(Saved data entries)
+++++

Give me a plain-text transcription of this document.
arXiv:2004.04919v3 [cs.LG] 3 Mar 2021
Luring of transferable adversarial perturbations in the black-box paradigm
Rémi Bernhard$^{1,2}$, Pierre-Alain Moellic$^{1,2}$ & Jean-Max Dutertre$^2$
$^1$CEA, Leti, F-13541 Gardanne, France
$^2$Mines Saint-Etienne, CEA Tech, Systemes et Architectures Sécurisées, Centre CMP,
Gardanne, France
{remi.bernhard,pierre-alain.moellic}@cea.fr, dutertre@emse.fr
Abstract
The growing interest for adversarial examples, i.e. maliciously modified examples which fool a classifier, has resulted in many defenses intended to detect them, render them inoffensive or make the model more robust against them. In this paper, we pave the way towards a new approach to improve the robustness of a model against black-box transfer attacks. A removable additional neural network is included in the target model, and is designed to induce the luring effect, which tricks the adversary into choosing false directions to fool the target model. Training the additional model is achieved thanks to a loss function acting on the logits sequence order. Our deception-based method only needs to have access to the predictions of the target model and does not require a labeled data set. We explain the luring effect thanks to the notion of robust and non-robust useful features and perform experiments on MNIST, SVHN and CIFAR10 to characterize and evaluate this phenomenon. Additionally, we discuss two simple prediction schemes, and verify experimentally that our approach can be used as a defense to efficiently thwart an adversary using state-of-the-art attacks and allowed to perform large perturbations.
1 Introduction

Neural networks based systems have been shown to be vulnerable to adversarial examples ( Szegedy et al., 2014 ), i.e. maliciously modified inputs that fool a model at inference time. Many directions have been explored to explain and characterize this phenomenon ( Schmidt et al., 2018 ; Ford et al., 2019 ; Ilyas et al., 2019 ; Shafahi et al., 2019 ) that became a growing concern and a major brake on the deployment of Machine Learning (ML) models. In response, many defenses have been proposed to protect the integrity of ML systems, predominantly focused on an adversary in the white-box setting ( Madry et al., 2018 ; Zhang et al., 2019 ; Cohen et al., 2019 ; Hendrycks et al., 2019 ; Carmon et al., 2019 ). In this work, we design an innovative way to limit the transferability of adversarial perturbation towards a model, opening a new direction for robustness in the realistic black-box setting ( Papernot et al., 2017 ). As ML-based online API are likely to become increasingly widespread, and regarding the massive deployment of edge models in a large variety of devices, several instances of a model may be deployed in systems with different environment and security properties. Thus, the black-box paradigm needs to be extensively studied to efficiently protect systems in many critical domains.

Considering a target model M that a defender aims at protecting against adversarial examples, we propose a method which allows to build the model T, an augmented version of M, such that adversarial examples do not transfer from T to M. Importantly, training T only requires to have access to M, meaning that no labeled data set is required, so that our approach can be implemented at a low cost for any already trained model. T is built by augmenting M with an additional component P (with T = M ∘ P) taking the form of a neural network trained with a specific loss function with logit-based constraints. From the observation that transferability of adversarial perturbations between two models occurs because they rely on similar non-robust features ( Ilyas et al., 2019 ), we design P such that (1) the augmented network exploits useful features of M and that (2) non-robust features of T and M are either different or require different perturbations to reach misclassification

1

+++++

→ YOUR GOAL: Repeat every line of the data, exactly and in full.

→ SOLUTION FOR THIS EXERCISE:
Give me a plain-text transcription of this document.
arXiv:2004.04919v3 [cs.LG] 3 Mar 2021
Luring of transferable adversarial perturbations in the black-box paradigm
Rémi Bernhard$^{1,2}$, Pierre-Alain Moellic$^{1,2}$ & Jean-Max Dutertre$^2$
$^1$CEA, Leti, F-13541 Gardanne, France
$^2$Mines Saint-Etienne, CEA Tech, Systemes et Architectures Sécurisées, Centre CMP,
Gardanne, France
{remi.bernhard,pierre-alain.moellic}@cea.fr, dutertre@emse.fr
Abstract
The growing interest for adversarial examples, i.e. maliciously modified examples which fool a classifier, has resulted in many defenses intended to detect them, render them inoffensive or make the model more robust against them. In this paper, we pave the way towards a new approach to improve the robustness of a model against black-box transfer attacks. A removable additional neural network is included in the target model, and is designed to induce the luring effect, which tricks the adversary into choosing false directions to fool the target model. Training the additional model is achieved thanks to a loss function acting on the logits sequence order. Our deception-based method only needs to have access to the predictions of the target model and does not require a labeled data set. We explain the luring effect thanks to the notion of robust and non-robust useful features and perform experiments on MNIST, SVHN and CIFAR10 to characterize and evaluate this phenomenon. Additionally, we discuss two simple prediction schemes, and verify experimentally that our approach can be used as a defense to efficiently thwart an adversary using state-of-the-art attacks and allowed to perform large perturbations.
1 Introduction

Neural networks based systems have been shown to be vulnerable to adversarial examples ( Szegedy et al., 2014 ), i.e. maliciously modified inputs that fool a model at inference time. Many directions have been explored to explain and characterize this phenomenon ( Schmidt et al., 2018 ; Ford et al., 2019 ; Ilyas et al., 2019 ; Shafahi et al., 2019 ) that became a growing concern and a major brake on the deployment of Machine Learning (ML) models. In response, many defenses have been proposed to protect the integrity of ML systems, predominantly focused on an adversary in the white-box setting ( Madry et al., 2018 ; Zhang et al., 2019 ; Cohen et al., 2019 ; Hendrycks et al., 2019 ; Carmon et al., 2019 ). In this work, we design an innovative way to limit the transferability of adversarial perturbation towards a model, opening a new direction for robustness in the realistic black-box setting ( Papernot et al., 2017 ). As ML-based online API are likely to become increasingly widespread, and regarding the massive deployment of edge models in a large variety of devices, several instances of a model may be deployed in systems with different environment and security properties. Thus, the black-box paradigm needs to be extensively studied to efficiently protect systems in many critical domains.

Considering a target model M that a defender aims at protecting against adversarial examples, we propose a method which allows to build the model T, an augmented version of M, such that adversarial examples do not transfer from T to M. Importantly, training T only requires to have access to M, meaning that no labeled data set is required, so that our approach can be implemented at a low cost for any already trained model. T is built by augmenting M with an additional component P (with T = M ∘ P) taking the form of a neural network trained with a specific loss function with logit-based constraints. From the observation that transferability of adversarial perturbations between two models occurs because they rely on similar non-robust features ( Ilyas et al., 2019 ), we design P such that (1) the augmented network exploits useful features of M and that (2) non-robust features of T and M are either different or require different perturbations to reach misclassification

1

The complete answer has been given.